> What you have to do:
Look at each line of the records and count those with "Основное" in them. Please answer with the count alone.

> Raw data:
══════
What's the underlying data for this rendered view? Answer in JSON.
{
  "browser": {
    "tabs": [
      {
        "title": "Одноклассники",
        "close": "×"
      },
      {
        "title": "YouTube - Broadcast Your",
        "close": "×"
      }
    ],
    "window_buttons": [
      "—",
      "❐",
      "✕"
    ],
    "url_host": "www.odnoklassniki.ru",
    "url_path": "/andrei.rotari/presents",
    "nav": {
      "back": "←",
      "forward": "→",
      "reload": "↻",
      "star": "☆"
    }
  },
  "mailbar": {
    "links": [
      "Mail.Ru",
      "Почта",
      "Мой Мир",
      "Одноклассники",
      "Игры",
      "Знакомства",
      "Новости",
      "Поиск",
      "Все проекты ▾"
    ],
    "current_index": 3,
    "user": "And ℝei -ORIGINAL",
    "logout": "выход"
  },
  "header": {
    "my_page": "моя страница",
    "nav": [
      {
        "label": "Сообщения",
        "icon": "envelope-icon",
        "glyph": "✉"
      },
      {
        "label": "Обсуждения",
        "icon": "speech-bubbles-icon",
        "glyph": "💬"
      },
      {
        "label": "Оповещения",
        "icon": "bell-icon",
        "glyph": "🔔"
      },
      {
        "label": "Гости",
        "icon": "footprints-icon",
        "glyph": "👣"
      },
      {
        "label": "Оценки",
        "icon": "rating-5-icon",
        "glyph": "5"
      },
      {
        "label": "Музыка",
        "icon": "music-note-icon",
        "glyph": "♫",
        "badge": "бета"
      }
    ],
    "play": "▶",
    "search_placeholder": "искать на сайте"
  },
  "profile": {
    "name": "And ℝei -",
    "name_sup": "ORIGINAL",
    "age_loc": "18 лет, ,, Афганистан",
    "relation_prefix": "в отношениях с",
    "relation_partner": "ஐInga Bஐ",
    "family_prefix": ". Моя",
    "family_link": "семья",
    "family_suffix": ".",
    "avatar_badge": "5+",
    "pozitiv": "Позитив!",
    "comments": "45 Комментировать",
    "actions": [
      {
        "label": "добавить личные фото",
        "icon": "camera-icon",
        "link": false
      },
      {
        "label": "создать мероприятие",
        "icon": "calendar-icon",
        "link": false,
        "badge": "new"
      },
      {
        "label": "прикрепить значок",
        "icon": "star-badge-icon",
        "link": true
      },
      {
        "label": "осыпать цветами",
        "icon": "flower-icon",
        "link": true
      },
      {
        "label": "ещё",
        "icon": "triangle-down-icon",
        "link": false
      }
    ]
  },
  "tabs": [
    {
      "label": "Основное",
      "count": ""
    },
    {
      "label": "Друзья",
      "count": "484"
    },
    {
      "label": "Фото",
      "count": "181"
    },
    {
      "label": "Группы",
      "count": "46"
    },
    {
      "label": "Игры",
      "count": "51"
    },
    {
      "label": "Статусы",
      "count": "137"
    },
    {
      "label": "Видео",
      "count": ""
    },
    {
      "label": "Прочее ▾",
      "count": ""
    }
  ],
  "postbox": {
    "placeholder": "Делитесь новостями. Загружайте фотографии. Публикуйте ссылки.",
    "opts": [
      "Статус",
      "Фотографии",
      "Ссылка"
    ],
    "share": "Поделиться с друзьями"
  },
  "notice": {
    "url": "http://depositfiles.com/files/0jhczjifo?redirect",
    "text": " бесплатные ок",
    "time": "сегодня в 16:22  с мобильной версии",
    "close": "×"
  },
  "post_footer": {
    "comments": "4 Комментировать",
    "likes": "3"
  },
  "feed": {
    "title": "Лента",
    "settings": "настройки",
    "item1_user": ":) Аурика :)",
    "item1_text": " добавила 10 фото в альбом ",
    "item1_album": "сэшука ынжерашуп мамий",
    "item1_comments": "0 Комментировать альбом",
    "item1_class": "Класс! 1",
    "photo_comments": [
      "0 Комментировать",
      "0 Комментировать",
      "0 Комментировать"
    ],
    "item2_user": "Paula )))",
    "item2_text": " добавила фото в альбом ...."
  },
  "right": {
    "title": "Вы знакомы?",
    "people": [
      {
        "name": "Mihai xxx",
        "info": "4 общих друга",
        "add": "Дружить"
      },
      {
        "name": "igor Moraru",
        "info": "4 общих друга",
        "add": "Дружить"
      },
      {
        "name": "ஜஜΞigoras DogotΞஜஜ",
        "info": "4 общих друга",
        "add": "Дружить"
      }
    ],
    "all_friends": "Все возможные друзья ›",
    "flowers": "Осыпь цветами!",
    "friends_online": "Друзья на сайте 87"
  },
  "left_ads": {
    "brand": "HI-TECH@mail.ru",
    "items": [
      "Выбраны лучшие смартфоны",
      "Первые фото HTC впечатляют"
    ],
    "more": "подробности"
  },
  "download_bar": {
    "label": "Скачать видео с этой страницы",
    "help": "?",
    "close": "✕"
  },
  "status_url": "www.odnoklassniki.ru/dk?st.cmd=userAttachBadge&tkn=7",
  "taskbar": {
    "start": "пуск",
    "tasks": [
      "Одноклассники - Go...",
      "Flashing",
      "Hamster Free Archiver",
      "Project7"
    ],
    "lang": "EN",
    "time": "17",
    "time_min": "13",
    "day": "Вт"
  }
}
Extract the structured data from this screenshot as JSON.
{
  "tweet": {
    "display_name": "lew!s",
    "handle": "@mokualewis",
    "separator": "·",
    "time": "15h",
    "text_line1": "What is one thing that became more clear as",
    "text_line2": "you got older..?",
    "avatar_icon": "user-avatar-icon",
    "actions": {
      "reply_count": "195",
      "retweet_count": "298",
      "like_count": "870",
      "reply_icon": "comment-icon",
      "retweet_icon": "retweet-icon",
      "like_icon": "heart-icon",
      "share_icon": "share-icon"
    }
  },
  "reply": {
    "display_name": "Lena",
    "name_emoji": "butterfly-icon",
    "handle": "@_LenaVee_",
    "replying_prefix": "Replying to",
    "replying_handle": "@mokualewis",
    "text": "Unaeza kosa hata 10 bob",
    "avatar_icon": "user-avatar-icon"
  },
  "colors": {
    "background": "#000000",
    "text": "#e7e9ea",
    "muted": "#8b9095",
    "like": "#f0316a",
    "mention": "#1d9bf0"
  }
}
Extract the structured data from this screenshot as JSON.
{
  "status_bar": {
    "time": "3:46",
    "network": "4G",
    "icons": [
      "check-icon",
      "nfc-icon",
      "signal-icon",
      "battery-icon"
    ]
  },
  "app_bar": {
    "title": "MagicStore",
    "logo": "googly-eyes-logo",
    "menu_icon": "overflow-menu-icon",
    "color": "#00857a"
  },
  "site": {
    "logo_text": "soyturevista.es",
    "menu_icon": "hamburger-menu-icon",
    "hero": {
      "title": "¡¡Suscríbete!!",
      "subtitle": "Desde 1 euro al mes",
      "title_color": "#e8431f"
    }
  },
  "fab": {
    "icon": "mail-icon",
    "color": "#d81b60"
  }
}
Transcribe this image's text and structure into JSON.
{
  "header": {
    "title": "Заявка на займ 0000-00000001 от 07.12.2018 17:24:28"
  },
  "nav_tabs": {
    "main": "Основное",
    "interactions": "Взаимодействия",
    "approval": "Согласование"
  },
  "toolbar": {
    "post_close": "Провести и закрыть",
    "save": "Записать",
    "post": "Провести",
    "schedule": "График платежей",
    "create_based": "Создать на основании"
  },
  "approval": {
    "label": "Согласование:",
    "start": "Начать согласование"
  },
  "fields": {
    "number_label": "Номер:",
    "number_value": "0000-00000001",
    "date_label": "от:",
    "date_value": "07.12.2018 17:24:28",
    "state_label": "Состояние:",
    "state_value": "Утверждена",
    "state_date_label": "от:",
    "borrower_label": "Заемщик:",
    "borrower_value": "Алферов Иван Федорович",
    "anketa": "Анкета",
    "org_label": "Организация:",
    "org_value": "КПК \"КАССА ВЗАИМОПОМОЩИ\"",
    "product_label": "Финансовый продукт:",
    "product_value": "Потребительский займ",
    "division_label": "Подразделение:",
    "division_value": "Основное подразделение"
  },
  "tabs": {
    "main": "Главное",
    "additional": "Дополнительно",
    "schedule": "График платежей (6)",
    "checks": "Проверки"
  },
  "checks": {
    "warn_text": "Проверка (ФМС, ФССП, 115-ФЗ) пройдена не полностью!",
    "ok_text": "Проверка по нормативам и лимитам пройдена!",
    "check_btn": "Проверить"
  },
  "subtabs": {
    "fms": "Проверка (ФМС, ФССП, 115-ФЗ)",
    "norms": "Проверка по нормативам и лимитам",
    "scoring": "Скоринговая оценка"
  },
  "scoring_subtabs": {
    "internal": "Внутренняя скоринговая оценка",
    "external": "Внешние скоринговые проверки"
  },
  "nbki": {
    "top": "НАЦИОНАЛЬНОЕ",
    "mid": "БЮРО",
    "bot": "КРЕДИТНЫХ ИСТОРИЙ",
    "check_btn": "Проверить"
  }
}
══════
> Response to this exercise:
3